◆ Prompt 1
According to the earnings excerpt, what was free cash flow for the quarter ended March 31, 2017?

◆ Excerpt to read
+-------+

Interest expense was $1.8 million in the first quarter of 2017. Our effective tax rates for the three months
ended March 31, 2017 and 2016 were 25.1% and 33.9%, respectively. The company’s effective tax rate for the three months ended March
31, 2017 is lower primarily due to excess tax benefits from stock-based compensation, due to the of adoption of ASU 2016-09, being
recognized as a reduction to the provision for income taxes (see Table 3), along with lower tax rates in certain jurisdictions.
For the quarter ended March 31, 2017, cash flows provided by operating activities were $22.8 million, and free
cash flow was $19.9 million. The $102.2 million of net working capital on March 31, 2017 included a cash balance of $37.0 million,
which reflects scheduled and accelerated net principal payments on long-term debt and the revolving loan of $11.8 million,
dividends paid of $12.1 million and capital expenditures of $2.9 million in the first quarter of 2017. The Company continues to
invest in projects across all facilities to improve capabilities and operating efficiencies.
Ted Harris said, “We delivered solid results in the first quarter while advancing our growth initiatives, most
recently with the launch of our PetShure product line and the acquisition of the Chol-Mix Kft assets within the Animal Nutrition
and Health segment, both of which help us strengthen our market position while providing greater access to higher growth market
opportunities.”
Mr. Harris went on to add, “Moving forward, while we expect macroeconomic headwinds to continue
presenting top-line and margin challenges, at least in the short-term, we will continue to focus on driving our strategic growth
initiatives, particularly in Human Nutrition & Health and Animal Nutrition & Health, through organic
investments in new manufacturing capabilities and new product development. We will also continue to seek value creating
acquisitions to augment our organic growth strategies.”

+-------+

◆ Supplied entries

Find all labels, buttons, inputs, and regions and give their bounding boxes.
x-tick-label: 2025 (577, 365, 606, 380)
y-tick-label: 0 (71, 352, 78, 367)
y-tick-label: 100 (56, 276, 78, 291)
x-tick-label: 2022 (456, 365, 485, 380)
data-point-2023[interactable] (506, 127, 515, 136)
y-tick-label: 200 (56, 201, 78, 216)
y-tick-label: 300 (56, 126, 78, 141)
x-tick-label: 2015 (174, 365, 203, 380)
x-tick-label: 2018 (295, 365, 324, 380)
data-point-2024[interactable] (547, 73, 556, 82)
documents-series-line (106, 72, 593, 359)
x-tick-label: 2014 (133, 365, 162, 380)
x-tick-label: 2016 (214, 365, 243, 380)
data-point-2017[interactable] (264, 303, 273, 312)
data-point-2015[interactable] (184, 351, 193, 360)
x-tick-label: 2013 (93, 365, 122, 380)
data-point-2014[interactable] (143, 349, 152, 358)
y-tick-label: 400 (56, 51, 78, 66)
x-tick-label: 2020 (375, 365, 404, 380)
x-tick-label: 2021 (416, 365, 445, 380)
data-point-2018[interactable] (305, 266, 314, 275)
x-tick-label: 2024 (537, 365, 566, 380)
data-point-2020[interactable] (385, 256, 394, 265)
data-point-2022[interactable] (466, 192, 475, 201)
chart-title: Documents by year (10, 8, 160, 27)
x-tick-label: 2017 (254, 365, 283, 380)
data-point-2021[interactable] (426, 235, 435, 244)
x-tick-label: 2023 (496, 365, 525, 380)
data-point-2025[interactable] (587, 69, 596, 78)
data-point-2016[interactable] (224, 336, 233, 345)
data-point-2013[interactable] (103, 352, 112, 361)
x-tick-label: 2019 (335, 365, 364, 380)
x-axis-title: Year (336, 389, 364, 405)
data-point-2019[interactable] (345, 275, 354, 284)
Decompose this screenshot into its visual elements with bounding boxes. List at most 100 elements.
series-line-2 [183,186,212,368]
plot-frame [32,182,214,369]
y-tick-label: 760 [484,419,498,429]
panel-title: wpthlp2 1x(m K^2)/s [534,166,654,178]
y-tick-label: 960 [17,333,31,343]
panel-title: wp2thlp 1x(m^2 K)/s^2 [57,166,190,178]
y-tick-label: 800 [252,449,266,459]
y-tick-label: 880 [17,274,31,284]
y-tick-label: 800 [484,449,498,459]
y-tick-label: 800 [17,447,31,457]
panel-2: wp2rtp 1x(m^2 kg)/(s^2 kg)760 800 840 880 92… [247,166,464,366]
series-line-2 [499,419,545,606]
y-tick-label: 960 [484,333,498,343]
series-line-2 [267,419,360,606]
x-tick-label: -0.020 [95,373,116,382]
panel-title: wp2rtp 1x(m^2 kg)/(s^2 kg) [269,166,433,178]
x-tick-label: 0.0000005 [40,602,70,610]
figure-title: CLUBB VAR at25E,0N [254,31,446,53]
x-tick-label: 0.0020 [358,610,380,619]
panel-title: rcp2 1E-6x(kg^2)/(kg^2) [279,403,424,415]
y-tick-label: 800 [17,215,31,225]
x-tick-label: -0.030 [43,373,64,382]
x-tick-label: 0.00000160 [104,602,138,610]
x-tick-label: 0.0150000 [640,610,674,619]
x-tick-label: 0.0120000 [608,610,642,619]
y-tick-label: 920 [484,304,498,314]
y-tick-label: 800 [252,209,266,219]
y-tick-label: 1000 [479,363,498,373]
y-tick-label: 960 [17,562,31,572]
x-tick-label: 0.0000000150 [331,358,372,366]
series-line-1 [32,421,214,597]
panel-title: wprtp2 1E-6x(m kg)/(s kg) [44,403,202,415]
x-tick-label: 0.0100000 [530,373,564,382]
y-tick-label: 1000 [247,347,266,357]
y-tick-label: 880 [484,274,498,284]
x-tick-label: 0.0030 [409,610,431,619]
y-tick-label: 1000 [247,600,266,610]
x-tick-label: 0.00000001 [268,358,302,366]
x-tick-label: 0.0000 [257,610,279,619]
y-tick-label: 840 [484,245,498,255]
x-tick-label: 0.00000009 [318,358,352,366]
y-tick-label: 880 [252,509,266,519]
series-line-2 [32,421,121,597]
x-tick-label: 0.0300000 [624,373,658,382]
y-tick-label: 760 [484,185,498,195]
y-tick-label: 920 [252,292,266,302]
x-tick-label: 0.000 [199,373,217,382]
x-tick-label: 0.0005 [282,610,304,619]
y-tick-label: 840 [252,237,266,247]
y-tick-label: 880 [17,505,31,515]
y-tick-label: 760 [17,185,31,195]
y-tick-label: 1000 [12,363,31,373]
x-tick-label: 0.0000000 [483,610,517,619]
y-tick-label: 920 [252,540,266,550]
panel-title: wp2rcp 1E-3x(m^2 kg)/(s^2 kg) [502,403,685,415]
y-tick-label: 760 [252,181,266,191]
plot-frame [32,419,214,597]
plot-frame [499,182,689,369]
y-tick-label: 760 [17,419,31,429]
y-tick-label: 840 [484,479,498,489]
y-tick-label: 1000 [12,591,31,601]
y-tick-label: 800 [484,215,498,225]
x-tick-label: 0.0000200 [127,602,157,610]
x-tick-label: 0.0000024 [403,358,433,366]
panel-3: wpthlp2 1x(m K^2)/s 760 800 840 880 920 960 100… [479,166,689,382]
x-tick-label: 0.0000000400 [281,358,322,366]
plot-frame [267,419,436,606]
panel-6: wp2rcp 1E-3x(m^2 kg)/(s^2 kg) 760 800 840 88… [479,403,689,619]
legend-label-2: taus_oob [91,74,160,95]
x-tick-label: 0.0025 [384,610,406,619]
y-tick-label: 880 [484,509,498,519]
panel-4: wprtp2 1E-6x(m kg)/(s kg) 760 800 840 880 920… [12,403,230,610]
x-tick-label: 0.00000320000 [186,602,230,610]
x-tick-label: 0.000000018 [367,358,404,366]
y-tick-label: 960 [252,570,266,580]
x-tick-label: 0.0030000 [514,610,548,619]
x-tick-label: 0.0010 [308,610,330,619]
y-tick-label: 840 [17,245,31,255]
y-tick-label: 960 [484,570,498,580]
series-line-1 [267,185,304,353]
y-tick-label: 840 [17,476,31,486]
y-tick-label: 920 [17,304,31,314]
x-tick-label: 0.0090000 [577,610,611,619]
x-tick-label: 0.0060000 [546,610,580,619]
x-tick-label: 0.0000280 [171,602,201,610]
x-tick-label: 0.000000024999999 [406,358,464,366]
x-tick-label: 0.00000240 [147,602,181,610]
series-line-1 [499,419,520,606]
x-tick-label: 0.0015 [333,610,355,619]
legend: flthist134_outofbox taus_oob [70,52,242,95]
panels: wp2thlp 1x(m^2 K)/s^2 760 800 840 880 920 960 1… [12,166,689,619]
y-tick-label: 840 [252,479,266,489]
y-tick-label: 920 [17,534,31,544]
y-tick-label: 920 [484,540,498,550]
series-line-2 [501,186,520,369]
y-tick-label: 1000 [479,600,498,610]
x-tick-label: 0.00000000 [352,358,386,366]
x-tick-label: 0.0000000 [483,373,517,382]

+-------+

◆ Prompt 2
Edit the listing from its first line through the line containing "panel-title: wp2rtp 1x(m^2", replacing "interactable" with "clickable" everywhere in that span and keeping everything else the same.

◆ Full output 1
$19.9 million

◆ Full output 2
Find all labels, buttons, inputs, and regions and give their bounding boxes.
x-tick-label: 2025 (577, 365, 606, 380)
y-tick-label: 0 (71, 352, 78, 367)
y-tick-label: 100 (56, 276, 78, 291)
x-tick-label: 2022 (456, 365, 485, 380)
data-point-2023[clickable] (506, 127, 515, 136)
y-tick-label: 200 (56, 201, 78, 216)
y-tick-label: 300 (56, 126, 78, 141)
x-tick-label: 2015 (174, 365, 203, 380)
x-tick-label: 2018 (295, 365, 324, 380)
data-point-2024[clickable] (547, 73, 556, 82)
documents-series-line (106, 72, 593, 359)
x-tick-label: 2014 (133, 365, 162, 380)
x-tick-label: 2016 (214, 365, 243, 380)
data-point-2017[clickable] (264, 303, 273, 312)
data-point-2015[clickable] (184, 351, 193, 360)
x-tick-label: 2013 (93, 365, 122, 380)
data-point-2014[clickable] (143, 349, 152, 358)
y-tick-label: 400 (56, 51, 78, 66)
x-tick-label: 2020 (375, 365, 404, 380)
x-tick-label: 2021 (416, 365, 445, 380)
data-point-2018[clickable] (305, 266, 314, 275)
x-tick-label: 2024 (537, 365, 566, 380)
data-point-2020[clickable] (385, 256, 394, 265)
data-point-2022[clickable] (466, 192, 475, 201)
chart-title: Documents by year (10, 8, 160, 27)
x-tick-label: 2017 (254, 365, 283, 380)
data-point-2021[clickable] (426, 235, 435, 244)
x-tick-label: 2023 (496, 365, 525, 380)
data-point-2025[clickable] (587, 69, 596, 78)
data-point-2016[clickable] (224, 336, 233, 345)
data-point-2013[clickable] (103, 352, 112, 361)
x-tick-label: 2019 (335, 365, 364, 380)
x-axis-title: Year (336, 389, 364, 405)
data-point-2019[clickable] (345, 275, 354, 284)
Decompose this screenshot into its visual elements with bounding boxes. List at most 100 elements.
series-line-2 [183,186,212,368]
plot-frame [32,182,214,369]
y-tick-label: 760 [484,419,498,429]
panel-title: wpthlp2 1x(m K^2)/s [534,166,654,178]
y-tick-label: 960 [17,333,31,343]
panel-title: wp2thlp 1x(m^2 K)/s^2 [57,166,190,178]
y-tick-label: 800 [252,449,266,459]
y-tick-label: 880 [17,274,31,284]
y-tick-label: 800 [484,449,498,459]
y-tick-label: 800 [17,447,31,457]
panel-2: wp2rtp 1x(m^2 kg)/(s^2 kg)760 800 840 880 92… [247,166,464,366]
series-line-2 [499,419,545,606]
y-tick-label: 960 [484,333,498,343]
series-line-2 [267,419,360,606]
x-tick-label: -0.020 [95,373,116,382]
panel-title: wp2rtp 1x(m^2 kg)/(s^2 kg) [269,166,433,178]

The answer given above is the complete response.